--- WORK TO COMPLETE ---
Will you write out the data exactly, excluding every picture?

[Stored items from a collection]
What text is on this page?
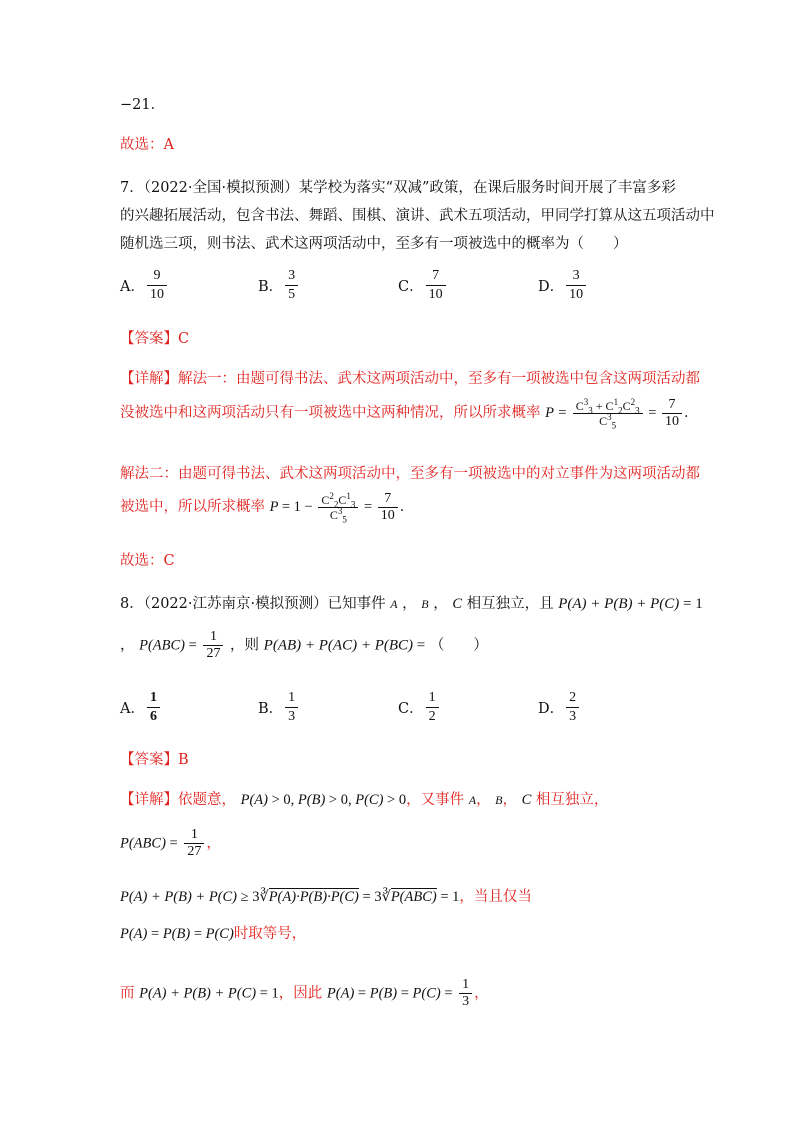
−21．
故选：A
7．（2022·全国·模拟预测）某学校为落实“双减”政策，在课后服务时间开展了丰富多彩
的兴趣拓展活动，包含书法、舞蹈、围棋、演讲、武术五项活动，甲同学打算从这五项活动中
随机选三项，则书法、武术这两项活动中，至多有一项被选中的概率为（　　）
A． $\frac{9}{10}$	B． $\frac{3}{5}$	C． $\frac{7}{10}$	D． $\frac{3}{10}$
【答案】C
【详解】解法一：由题可得书法、武术这两项活动中，至多有一项被选中包含这两项活动都
没被选中和这两项活动只有一项被选中这两种情况，所以所求概率 $P = \frac{C^3_3 + C^1_2C^2_3}{C^3_5} = \frac{7}{10}$ ．
解法二：由题可得书法、武术这两项活动中，至多有一项被选中的对立事件为这两项活动都
被选中，所以所求概率 $P = 1 - \frac{C^2_2C^1_3}{C^3_5} = \frac{7}{10}$ ．
故选：C
8．（2022·江苏南京·模拟预测）已知事件 A ， B ， C 相互独立，且 P(A) + P(B) + P(C) = 1
， $P(ABC) = \frac{1}{27}$ ，则 P(AB) + P(AC) + P(BC) = （　　）
A． $\frac{1}{6}$	B． $\frac{1}{3}$	C． $\frac{1}{2}$	D． $\frac{2}{3}$
【答案】B
【详解】依题意， P(A) > 0, P(B) > 0, P(C) > 0，又事件 A， B， C 相互独立，
$P(ABC) = \frac{1}{27}$ ，
P(A) + P(B) + P(C) ≥ 3∛P(A)·P(B)·P(C) = 3∛P(ABC) = 1，当且仅当
P(A) = P(B) = P(C)时取等号，
而 P(A) + P(B) + P(C) = 1，因此 $P(A) = P(B) = P(C) = \frac{1}{3}$ ，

--- EXERCISE SOLUTION ---
What text is on this page?
−21．
故选：A
7．（2022·全国·模拟预测）某学校为落实“双减”政策，在课后服务时间开展了丰富多彩
的兴趣拓展活动，包含书法、舞蹈、围棋、演讲、武术五项活动，甲同学打算从这五项活动中
随机选三项，则书法、武术这两项活动中，至多有一项被选中的概率为（　　）
A． $\frac{9}{10}$	B． $\frac{3}{5}$	C． $\frac{7}{10}$	D． $\frac{3}{10}$
【答案】C
【详解】解法一：由题可得书法、武术这两项活动中，至多有一项被选中包含这两项活动都
没被选中和这两项活动只有一项被选中这两种情况，所以所求概率 $P = \frac{C^3_3 + C^1_2C^2_3}{C^3_5} = \frac{7}{10}$ ．
解法二：由题可得书法、武术这两项活动中，至多有一项被选中的对立事件为这两项活动都
被选中，所以所求概率 $P = 1 - \frac{C^2_2C^1_3}{C^3_5} = \frac{7}{10}$ ．
故选：C
8．（2022·江苏南京·模拟预测）已知事件 A ， B ， C 相互独立，且 P(A) + P(B) + P(C) = 1
， $P(ABC) = \frac{1}{27}$ ，则 P(AB) + P(AC) + P(BC) = （　　）
A． $\frac{1}{6}$	B． $\frac{1}{3}$	C． $\frac{1}{2}$	D． $\frac{2}{3}$
【答案】B
【详解】依题意， P(A) > 0, P(B) > 0, P(C) > 0，又事件 A， B， C 相互独立，
$P(ABC) = \frac{1}{27}$ ，
P(A) + P(B) + P(C) ≥ 3∛P(A)·P(B)·P(C) = 3∛P(ABC) = 1，当且仅当
P(A) = P(B) = P(C)时取等号，
而 P(A) + P(B) + P(C) = 1，因此 $P(A) = P(B) = P(C) = \frac{1}{3}$ ，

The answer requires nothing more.